Data shown:

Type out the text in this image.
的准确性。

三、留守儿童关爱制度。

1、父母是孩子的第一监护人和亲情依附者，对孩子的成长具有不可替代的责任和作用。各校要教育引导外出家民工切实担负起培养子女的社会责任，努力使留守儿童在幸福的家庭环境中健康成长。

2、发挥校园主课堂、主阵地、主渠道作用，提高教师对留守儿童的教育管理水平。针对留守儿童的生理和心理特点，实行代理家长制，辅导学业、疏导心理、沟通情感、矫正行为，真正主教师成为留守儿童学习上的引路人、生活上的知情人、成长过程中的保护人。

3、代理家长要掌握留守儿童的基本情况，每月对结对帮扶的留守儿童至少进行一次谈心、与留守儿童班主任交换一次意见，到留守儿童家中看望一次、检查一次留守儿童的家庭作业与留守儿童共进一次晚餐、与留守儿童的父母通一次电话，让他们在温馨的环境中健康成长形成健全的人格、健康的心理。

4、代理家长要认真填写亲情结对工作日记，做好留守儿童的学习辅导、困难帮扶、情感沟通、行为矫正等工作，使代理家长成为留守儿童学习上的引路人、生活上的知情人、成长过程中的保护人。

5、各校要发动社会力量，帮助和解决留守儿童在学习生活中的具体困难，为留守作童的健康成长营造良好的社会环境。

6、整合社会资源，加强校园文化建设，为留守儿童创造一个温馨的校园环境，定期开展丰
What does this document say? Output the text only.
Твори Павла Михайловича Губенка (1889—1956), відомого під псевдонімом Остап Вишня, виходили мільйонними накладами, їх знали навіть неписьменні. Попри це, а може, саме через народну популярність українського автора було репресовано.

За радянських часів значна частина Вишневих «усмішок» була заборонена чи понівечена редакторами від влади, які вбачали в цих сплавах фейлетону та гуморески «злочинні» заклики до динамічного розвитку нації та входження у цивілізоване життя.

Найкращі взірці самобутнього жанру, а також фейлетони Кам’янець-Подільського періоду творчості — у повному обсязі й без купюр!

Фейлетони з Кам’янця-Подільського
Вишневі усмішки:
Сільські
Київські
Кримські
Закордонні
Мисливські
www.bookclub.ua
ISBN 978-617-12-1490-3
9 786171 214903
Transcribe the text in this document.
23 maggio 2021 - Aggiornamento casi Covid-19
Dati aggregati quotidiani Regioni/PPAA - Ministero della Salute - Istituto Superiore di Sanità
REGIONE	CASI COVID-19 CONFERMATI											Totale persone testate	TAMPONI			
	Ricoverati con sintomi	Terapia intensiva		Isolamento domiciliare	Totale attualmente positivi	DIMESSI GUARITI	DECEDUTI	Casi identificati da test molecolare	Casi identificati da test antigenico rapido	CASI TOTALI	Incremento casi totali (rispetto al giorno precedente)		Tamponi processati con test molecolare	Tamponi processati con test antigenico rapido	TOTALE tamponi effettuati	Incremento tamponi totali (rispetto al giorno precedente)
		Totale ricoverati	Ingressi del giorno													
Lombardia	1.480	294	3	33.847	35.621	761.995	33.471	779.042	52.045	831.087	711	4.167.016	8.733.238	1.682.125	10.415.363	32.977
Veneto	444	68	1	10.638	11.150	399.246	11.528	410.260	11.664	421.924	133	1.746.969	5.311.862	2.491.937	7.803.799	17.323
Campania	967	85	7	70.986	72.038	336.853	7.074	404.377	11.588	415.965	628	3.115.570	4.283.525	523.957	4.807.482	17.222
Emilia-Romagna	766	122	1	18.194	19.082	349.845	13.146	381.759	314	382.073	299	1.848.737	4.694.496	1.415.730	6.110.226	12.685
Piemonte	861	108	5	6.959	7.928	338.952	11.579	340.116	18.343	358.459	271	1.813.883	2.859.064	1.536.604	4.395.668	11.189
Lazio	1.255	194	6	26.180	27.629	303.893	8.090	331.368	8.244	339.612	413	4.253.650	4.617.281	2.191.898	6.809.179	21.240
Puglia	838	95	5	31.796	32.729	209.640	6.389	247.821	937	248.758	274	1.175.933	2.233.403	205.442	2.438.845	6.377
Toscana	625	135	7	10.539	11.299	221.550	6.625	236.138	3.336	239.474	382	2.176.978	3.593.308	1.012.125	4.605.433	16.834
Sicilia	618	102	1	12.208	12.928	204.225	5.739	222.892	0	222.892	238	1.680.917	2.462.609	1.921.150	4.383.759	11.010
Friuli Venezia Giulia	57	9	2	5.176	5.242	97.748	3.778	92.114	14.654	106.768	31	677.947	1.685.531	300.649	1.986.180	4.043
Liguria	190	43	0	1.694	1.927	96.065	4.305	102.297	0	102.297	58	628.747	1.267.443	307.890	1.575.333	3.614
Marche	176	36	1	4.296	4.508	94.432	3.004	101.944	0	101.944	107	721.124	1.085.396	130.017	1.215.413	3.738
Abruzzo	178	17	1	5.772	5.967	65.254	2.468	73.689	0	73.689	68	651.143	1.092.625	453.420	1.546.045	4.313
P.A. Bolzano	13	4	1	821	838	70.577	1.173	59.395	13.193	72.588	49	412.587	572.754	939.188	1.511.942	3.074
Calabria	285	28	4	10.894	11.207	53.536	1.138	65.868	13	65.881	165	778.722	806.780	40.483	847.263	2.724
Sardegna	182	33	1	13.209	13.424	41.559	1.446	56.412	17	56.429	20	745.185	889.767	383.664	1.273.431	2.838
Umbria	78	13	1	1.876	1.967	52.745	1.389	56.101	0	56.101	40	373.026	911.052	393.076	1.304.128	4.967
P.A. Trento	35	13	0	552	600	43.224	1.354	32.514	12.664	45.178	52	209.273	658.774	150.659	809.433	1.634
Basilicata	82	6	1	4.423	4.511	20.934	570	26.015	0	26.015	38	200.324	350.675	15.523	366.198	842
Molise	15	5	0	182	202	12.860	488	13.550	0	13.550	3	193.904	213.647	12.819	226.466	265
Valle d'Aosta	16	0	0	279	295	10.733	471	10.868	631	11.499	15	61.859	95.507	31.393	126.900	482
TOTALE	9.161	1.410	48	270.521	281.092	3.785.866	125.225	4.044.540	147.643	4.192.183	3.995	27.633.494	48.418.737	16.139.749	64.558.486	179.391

Required task:
Print all of the entries again, exactly as written.

Response below:
Type out the text in this image.
的准确性。

三、留守儿童关爱制度。

1、父母是孩子的第一监护人和亲情依附者，对孩子的成长具有不可替代的责任和作用。各校要教育引导外出家民工切实担负起培养子女的社会责任，努力使留守儿童在幸福的家庭环境中健康成长。

2、发挥校园主课堂、主阵地、主渠道作用，提高教师对留守儿童的教育管理水平。针对留守儿童的生理和心理特点，实行代理家长制，辅导学业、疏导心理、沟通情感、矫正行为，真正主教师成为留守儿童学习上的引路人、生活上的知情人、成长过程中的保护人。

3、代理家长要掌握留守儿童的基本情况，每月对结对帮扶的留守儿童至少进行一次谈心、与留守儿童班主任交换一次意见，到留守儿童家中看望一次、检查一次留守儿童的家庭作业与留守儿童共进一次晚餐、与留守儿童的父母通一次电话，让他们在温馨的环境中健康成长形成健全的人格、健康的心理。

4、代理家长要认真填写亲情结对工作日记，做好留守儿童的学习辅导、困难帮扶、情感沟通、行为矫正等工作，使代理家长成为留守儿童学习上的引路人、生活上的知情人、成长过程中的保护人。

5、各校要发动社会力量，帮助和解决留守儿童在学习生活中的具体困难，为留守作童的健康成长营造良好的社会环境。

6、整合社会资源，加强校园文化建设，为留守儿童创造一个温馨的校园环境，定期开展丰
What does this document say? Output the text only.
Твори Павла Михайловича Губенка (1889—1956), відомого під псевдонімом Остап Вишня, виходили мільйонними накладами, їх знали навіть неписьменні. Попри це, а може, саме через народну популярність українського автора було репресовано.

За радянських часів значна частина Вишневих «усмішок» була заборонена чи понівечена редакторами від влади, які вбачали в цих сплавах фейлетону та гуморески «злочинні» заклики до динамічного розвитку нації та входження у цивілізоване життя.

Найкращі взірці самобутнього жанру, а також фейлетони Кам’янець-Подільського періоду творчості — у повному обсязі й без купюр!

Фейлетони з Кам’янця-Подільського
Вишневі усмішки:
Сільські
Київські
Кримські
Закордонні
Мисливські
www.bookclub.ua
ISBN 978-617-12-1490-3
9 786171 214903
Transcribe the text in this document.
23 maggio 2021 - Aggiornamento casi Covid-19
Dati aggregati quotidiani Regioni/PPAA - Ministero della Salute - Istituto Superiore di Sanità
REGIONE	CASI COVID-19 CONFERMATI											Totale persone testate	TAMPONI			
	Ricoverati con sintomi	Terapia intensiva		Isolamento domiciliare	Totale attualmente positivi	DIMESSI GUARITI	DECEDUTI	Casi identificati da test molecolare	Casi identificati da test antigenico rapido	CASI TOTALI	Incremento casi totali (rispetto al giorno precedente)		Tamponi processati con test molecolare	Tamponi processati con test antigenico rapido	TOTALE tamponi effettuati	Incremento tamponi totali (rispetto al giorno precedente)
		Totale ricoverati	Ingressi del giorno													
Lombardia	1.480	294	3	33.847	35.621	761.995	33.471	779.042	52.045	831.087	711	4.167.016	8.733.238	1.682.125	10.415.363	32.977
Veneto	444	68	1	10.638	11.150	399.246	11.528	410.260	11.664	421.924	133	1.746.969	5.311.862	2.491.937	7.803.799	17.323
Campania	967	85	7	70.986	72.038	336.853	7.074	404.377	11.588	415.965	628	3.115.570	4.283.525	523.957	4.807.482	17.222
Emilia-Romagna	766	122	1	18.194	19.082	349.845	13.146	381.759	314	382.073	299	1.848.737	4.694.496	1.415.730	6.110.226	12.685
Piemonte	861	108	5	6.959	7.928	338.952	11.579	340.116	18.343	358.459	271	1.813.883	2.859.064	1.536.604	4.395.668	11.189
Lazio	1.255	194	6	26.180	27.629	303.893	8.090	331.368	8.244	339.612	413	4.253.650	4.617.281	2.191.898	6.809.179	21.240
Puglia	838	95	5	31.796	32.729	209.640	6.389	247.821	937	248.758	274	1.175.933	2.233.403	205.442	2.438.845	6.377
Toscana	625	135	7	10.539	11.299	221.550	6.625	236.138	3.336	239.474	382	2.176.978	3.593.308	1.012.125	4.605.433	16.834
Sicilia	618	102	1	12.208	12.928	204.225	5.739	222.892	0	222.892	238	1.680.917	2.462.609	1.921.150	4.383.759	11.010
Friuli Venezia Giulia	57	9	2	5.176	5.242	97.748	3.778	92.114	14.654	106.768	31	677.947	1.685.531	300.649	1.986.180	4.043
Liguria	190	43	0	1.694	1.927	96.065	4.305	102.297	0	102.297	58	628.747	1.267.443	307.890	1.575.333	3.614
Marche	176	36	1	4.296	4.508	94.432	3.004	101.944	0	101.944	107	721.124	1.085.396	130.017	1.215.413	3.738
Abruzzo	178	17	1	5.772	5.967	65.254	2.468	73.689	0	73.689	68	651.143	1.092.625	453.420	1.546.045	4.313
P.A. Bolzano	13	4	1	821	838	70.577	1.173	59.395	13.193	72.588	49	412.587	572.754	939.188	1.511.942	3.074
Calabria	285	28	4	10.894	11.207	53.536	1.138	65.868	13	65.881	165	778.722	806.780	40.483	847.263	2.724
Sardegna	182	33	1	13.209	13.424	41.559	1.446	56.412	17	56.429	20	745.185	889.767	383.664	1.273.431	2.838
Umbria	78	13	1	1.876	1.967	52.745	1.389	56.101	0	56.101	40	373.026	911.052	393.076	1.304.128	4.967
P.A. Trento	35	13	0	552	600	43.224	1.354	32.514	12.664	45.178	52	209.273	658.774	150.659	809.433	1.634
Basilicata	82	6	1	4.423	4.511	20.934	570	26.015	0	26.015	38	200.324	350.675	15.523	366.198	842
Molise	15	5	0	182	202	12.860	488	13.550	0	13.550	3	193.904	213.647	12.819	226.466	265
Valle d'Aosta	16	0	0	279	295	10.733	471	10.868	631	11.499	15	61.859	95.507	31.393	126.900	482
TOTALE	9.161	1.410	48	270.521	281.092	3.785.866	125.225	4.044.540	147.643	4.192.183	3.995	27.633.494	48.418.737	16.139.749	64.558.486	179.391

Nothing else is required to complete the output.